══ EXERCISE MATERIALS
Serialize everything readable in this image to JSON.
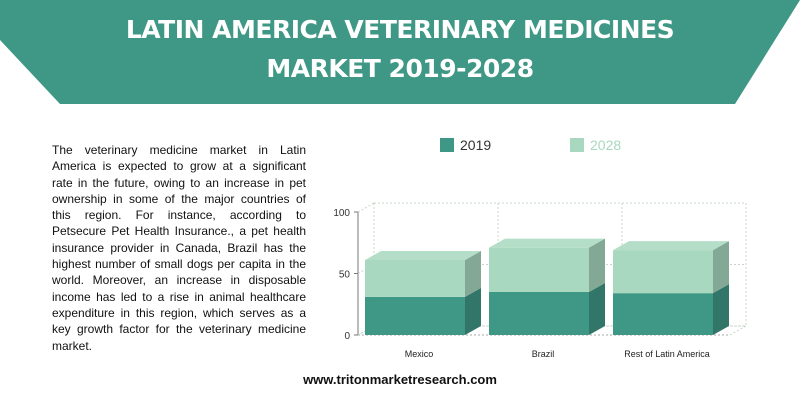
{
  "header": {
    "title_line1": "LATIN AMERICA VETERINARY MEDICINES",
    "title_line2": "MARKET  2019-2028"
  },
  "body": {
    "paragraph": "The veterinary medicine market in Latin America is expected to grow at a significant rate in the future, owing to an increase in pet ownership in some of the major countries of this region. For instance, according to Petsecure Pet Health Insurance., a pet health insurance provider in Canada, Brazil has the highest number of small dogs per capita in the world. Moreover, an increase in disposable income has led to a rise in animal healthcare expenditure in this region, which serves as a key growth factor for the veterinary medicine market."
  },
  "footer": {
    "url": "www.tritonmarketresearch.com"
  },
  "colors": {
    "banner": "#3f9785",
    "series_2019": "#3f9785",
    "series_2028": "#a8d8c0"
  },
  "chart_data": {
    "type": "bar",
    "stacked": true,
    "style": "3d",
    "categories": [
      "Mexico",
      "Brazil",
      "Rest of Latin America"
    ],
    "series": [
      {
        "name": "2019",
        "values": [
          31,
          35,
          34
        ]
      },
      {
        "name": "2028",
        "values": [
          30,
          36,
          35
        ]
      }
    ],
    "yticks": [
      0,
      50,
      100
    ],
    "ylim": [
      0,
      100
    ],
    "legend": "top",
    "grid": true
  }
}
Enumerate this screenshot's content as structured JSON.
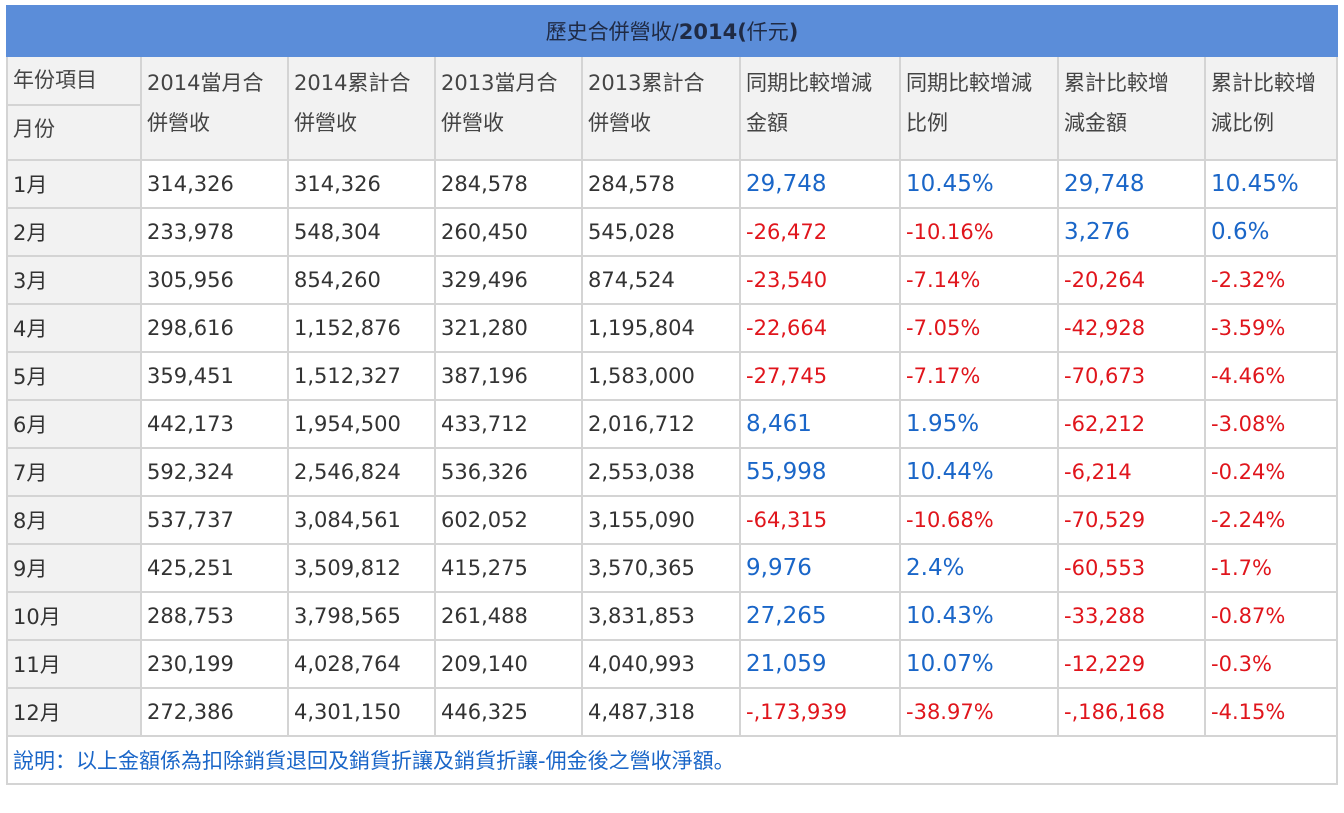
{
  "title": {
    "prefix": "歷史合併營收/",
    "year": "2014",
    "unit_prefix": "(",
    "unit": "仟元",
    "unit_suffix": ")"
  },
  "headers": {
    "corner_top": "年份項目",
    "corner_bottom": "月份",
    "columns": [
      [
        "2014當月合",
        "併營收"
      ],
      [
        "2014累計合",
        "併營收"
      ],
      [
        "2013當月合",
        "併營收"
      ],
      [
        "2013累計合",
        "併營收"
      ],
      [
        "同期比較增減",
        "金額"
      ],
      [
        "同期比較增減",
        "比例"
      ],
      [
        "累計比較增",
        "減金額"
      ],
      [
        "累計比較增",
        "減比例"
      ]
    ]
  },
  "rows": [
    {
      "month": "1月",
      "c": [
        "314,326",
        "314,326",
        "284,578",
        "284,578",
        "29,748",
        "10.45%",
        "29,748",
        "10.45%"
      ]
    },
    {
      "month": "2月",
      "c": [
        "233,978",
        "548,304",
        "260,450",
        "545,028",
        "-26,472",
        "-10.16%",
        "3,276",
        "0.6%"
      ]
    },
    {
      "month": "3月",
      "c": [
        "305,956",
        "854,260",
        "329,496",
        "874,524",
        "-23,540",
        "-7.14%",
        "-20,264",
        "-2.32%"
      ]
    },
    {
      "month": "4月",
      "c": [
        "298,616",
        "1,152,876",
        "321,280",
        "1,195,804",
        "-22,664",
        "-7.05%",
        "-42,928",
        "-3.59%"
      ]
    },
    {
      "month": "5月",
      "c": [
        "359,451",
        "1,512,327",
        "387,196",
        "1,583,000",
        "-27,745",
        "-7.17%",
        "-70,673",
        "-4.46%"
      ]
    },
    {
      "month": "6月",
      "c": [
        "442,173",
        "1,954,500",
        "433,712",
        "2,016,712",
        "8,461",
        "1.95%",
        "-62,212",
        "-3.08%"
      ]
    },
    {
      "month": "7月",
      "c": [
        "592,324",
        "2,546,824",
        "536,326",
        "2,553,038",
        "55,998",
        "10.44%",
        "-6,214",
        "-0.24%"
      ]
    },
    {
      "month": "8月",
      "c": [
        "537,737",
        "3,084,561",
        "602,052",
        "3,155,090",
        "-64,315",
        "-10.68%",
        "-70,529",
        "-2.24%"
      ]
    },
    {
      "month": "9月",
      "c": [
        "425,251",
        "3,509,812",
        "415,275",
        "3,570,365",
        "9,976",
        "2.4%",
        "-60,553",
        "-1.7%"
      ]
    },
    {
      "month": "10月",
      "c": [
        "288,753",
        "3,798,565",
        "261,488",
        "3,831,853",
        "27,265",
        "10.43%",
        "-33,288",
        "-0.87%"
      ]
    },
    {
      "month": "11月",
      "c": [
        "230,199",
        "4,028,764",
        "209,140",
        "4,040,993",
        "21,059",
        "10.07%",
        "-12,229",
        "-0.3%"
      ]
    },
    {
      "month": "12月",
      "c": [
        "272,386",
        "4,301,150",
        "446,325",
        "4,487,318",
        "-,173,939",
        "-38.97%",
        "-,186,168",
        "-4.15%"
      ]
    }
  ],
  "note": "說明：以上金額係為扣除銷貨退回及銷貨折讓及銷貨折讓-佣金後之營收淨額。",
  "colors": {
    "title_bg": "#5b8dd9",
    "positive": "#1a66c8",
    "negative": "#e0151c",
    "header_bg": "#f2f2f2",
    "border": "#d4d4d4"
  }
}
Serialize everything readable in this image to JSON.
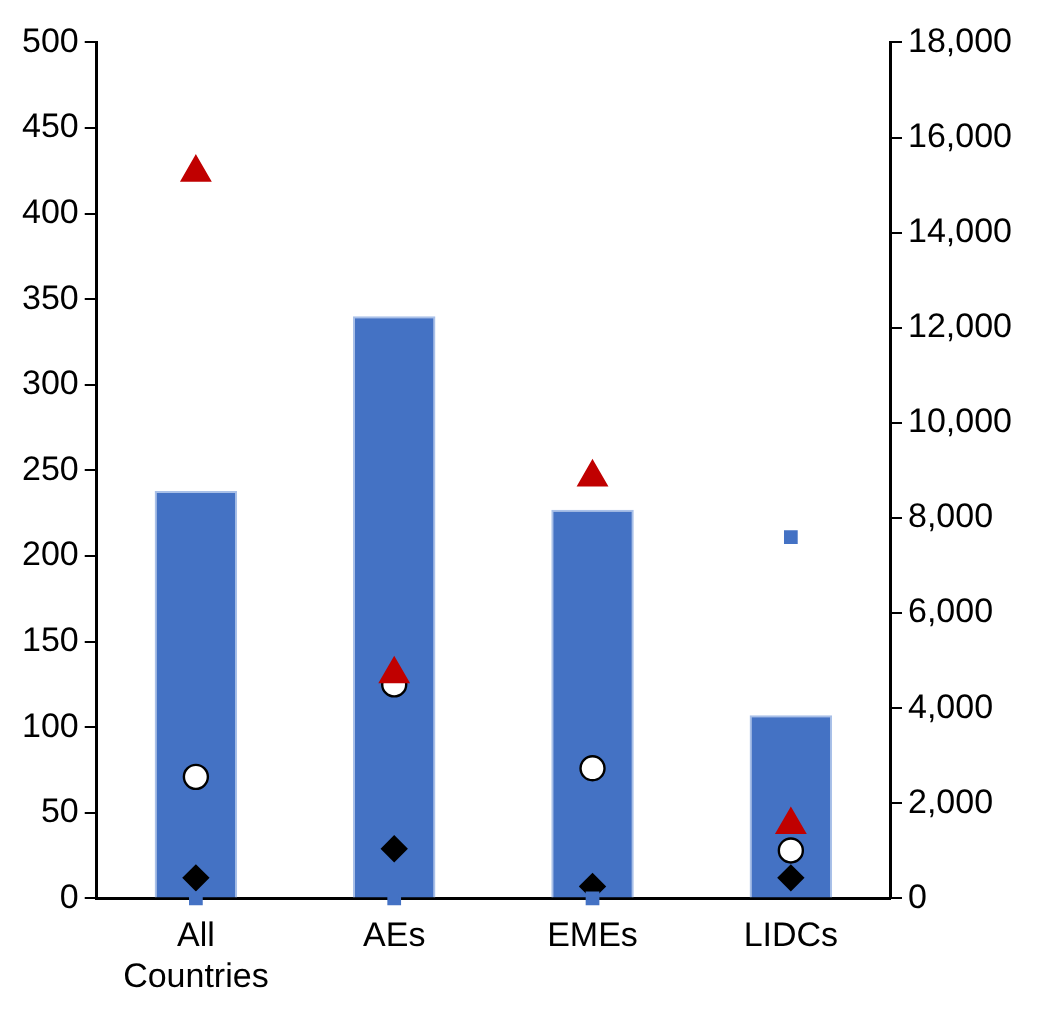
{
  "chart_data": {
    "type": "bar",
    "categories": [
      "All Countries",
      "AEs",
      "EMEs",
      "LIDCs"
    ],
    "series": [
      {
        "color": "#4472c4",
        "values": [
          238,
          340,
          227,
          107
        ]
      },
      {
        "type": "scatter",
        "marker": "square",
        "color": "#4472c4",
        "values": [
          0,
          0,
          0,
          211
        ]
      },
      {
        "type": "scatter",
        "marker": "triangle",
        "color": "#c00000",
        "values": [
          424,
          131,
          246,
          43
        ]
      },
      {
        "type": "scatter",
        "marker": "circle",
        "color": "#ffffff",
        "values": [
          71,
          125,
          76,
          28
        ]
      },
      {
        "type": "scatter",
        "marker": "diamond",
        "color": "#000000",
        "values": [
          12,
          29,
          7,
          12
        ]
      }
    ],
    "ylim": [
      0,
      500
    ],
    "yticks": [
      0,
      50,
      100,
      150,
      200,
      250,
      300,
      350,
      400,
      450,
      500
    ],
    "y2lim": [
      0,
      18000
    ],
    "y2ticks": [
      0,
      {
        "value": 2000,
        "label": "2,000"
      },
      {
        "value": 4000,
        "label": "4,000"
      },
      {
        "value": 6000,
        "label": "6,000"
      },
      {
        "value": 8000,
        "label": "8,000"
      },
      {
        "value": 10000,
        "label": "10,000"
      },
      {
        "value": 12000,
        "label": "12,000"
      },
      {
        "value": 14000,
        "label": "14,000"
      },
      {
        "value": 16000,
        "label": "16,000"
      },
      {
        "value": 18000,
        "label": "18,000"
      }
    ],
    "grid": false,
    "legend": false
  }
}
════
▶ [WHAT IS REQUIRED]
Restate each entry word for word, please, but drop any images it holds.

▶ [RIGHT ANSWER]
Serialize everything readable in this image to JSON.
{
  "header": {
    "title_line1": "LATIN AMERICA VETERINARY MEDICINES",
    "title_line2": "MARKET  2019-2028"
  },
  "body": {
    "paragraph": "The veterinary medicine market in Latin America is expected to grow at a significant rate in the future, owing to an increase in pet ownership in some of the major countries of this region. For instance, according to Petsecure Pet Health Insurance., a pet health insurance provider in Canada, Brazil has the highest number of small dogs per capita in the world. Moreover, an increase in disposable income has led to a rise in animal healthcare expenditure in this region, which serves as a key growth factor for the veterinary medicine market."
  },
  "footer": {
    "url": "www.tritonmarketresearch.com"
  },
  "colors": {
    "banner": "#3f9785",
    "series_2019": "#3f9785",
    "series_2028": "#a8d8c0"
  },
  "chart_data": {
    "type": "bar",
    "stacked": true,
    "style": "3d",
    "categories": [
      "Mexico",
      "Brazil",
      "Rest of Latin America"
    ],
    "series": [
      {
        "name": "2019",
        "values": [
          31,
          35,
          34
        ]
      },
      {
        "name": "2028",
        "values": [
          30,
          36,
          35
        ]
      }
    ],
    "yticks": [
      0,
      50,
      100
    ],
    "ylim": [
      0,
      100
    ],
    "legend": "top",
    "grid": true
  }
}
Enumerate this screenshot's content as structured JSON.
{
  "title": {
    "prefix": "歷史合併營收/",
    "year": "2014",
    "unit_prefix": "(",
    "unit": "仟元",
    "unit_suffix": ")"
  },
  "headers": {
    "corner_top": "年份項目",
    "corner_bottom": "月份",
    "columns": [
      [
        "2014當月合",
        "併營收"
      ],
      [
        "2014累計合",
        "併營收"
      ],
      [
        "2013當月合",
        "併營收"
      ],
      [
        "2013累計合",
        "併營收"
      ],
      [
        "同期比較增減",
        "金額"
      ],
      [
        "同期比較增減",
        "比例"
      ],
      [
        "累計比較增",
        "減金額"
      ],
      [
        "累計比較增",
        "減比例"
      ]
    ]
  },
  "rows": [
    {
      "month": "1月",
      "c": [
        "314,326",
        "314,326",
        "284,578",
        "284,578",
        "29,748",
        "10.45%",
        "29,748",
        "10.45%"
      ]
    },
    {
      "month": "2月",
      "c": [
        "233,978",
        "548,304",
        "260,450",
        "545,028",
        "-26,472",
        "-10.16%",
        "3,276",
        "0.6%"
      ]
    },
    {
      "month": "3月",
      "c": [
        "305,956",
        "854,260",
        "329,496",
        "874,524",
        "-23,540",
        "-7.14%",
        "-20,264",
        "-2.32%"
      ]
    },
    {
      "month": "4月",
      "c": [
        "298,616",
        "1,152,876",
        "321,280",
        "1,195,804",
        "-22,664",
        "-7.05%",
        "-42,928",
        "-3.59%"
      ]
    },
    {
      "month": "5月",
      "c": [
        "359,451",
        "1,512,327",
        "387,196",
        "1,583,000",
        "-27,745",
        "-7.17%",
        "-70,673",
        "-4.46%"
      ]
    },
    {
      "month": "6月",
      "c": [
        "442,173",
        "1,954,500",
        "433,712",
        "2,016,712",
        "8,461",
        "1.95%",
        "-62,212",
        "-3.08%"
      ]
    },
    {
      "month": "7月",
      "c": [
        "592,324",
        "2,546,824",
        "536,326",
        "2,553,038",
        "55,998",
        "10.44%",
        "-6,214",
        "-0.24%"
      ]
    },
    {
      "month": "8月",
      "c": [
        "537,737",
        "3,084,561",
        "602,052",
        "3,155,090",
        "-64,315",
        "-10.68%",
        "-70,529",
        "-2.24%"
      ]
    },
    {
      "month": "9月",
      "c": [
        "425,251",
        "3,509,812",
        "415,275",
        "3,570,365",
        "9,976",
        "2.4%",
        "-60,553",
        "-1.7%"
      ]
    },
    {
      "month": "10月",
      "c": [
        "288,753",
        "3,798,565",
        "261,488",
        "3,831,853",
        "27,265",
        "10.43%",
        "-33,288",
        "-0.87%"
      ]
    },
    {
      "month": "11月",
      "c": [
        "230,199",
        "4,028,764",
        "209,140",
        "4,040,993",
        "21,059",
        "10.07%",
        "-12,229",
        "-0.3%"
      ]
    },
    {
      "month": "12月",
      "c": [
        "272,386",
        "4,301,150",
        "446,325",
        "4,487,318",
        "-,173,939",
        "-38.97%",
        "-,186,168",
        "-4.15%"
      ]
    }
  ],
  "note": "說明：以上金額係為扣除銷貨退回及銷貨折讓及銷貨折讓-佣金後之營收淨額。",
  "colors": {
    "title_bg": "#5b8dd9",
    "positive": "#1a66c8",
    "negative": "#e0151c",
    "header_bg": "#f2f2f2",
    "border": "#d4d4d4"
  }
}
Serialize everything readable in this image to JSON.
{
  "chart_data": {
    "type": "bar",
    "categories": [
      "All Countries",
      "AEs",
      "EMEs",
      "LIDCs"
    ],
    "series": [
      {
        "color": "#4472c4",
        "values": [
          238,
          340,
          227,
          107
        ]
      },
      {
        "type": "scatter",
        "marker": "square",
        "color": "#4472c4",
        "values": [
          0,
          0,
          0,
          211
        ]
      },
      {
        "type": "scatter",
        "marker": "triangle",
        "color": "#c00000",
        "values": [
          424,
          131,
          246,
          43
        ]
      },
      {
        "type": "scatter",
        "marker": "circle",
        "color": "#ffffff",
        "values": [
          71,
          125,
          76,
          28
        ]
      },
      {
        "type": "scatter",
        "marker": "diamond",
        "color": "#000000",
        "values": [
          12,
          29,
          7,
          12
        ]
      }
    ],
    "ylim": [
      0,
      500
    ],
    "yticks": [
      0,
      50,
      100,
      150,
      200,
      250,
      300,
      350,
      400,
      450,
      500
    ],
    "y2lim": [
      0,
      18000
    ],
    "y2ticks": [
      0,
      {
        "value": 2000,
        "label": "2,000"
      },
      {
        "value": 4000,
        "label": "4,000"
      },
      {
        "value": 6000,
        "label": "6,000"
      },
      {
        "value": 8000,
        "label": "8,000"
      },
      {
        "value": 10000,
        "label": "10,000"
      },
      {
        "value": 12000,
        "label": "12,000"
      },
      {
        "value": 14000,
        "label": "14,000"
      },
      {
        "value": 16000,
        "label": "16,000"
      },
      {
        "value": 18000,
        "label": "18,000"
      }
    ],
    "grid": false,
    "legend": false
  }
}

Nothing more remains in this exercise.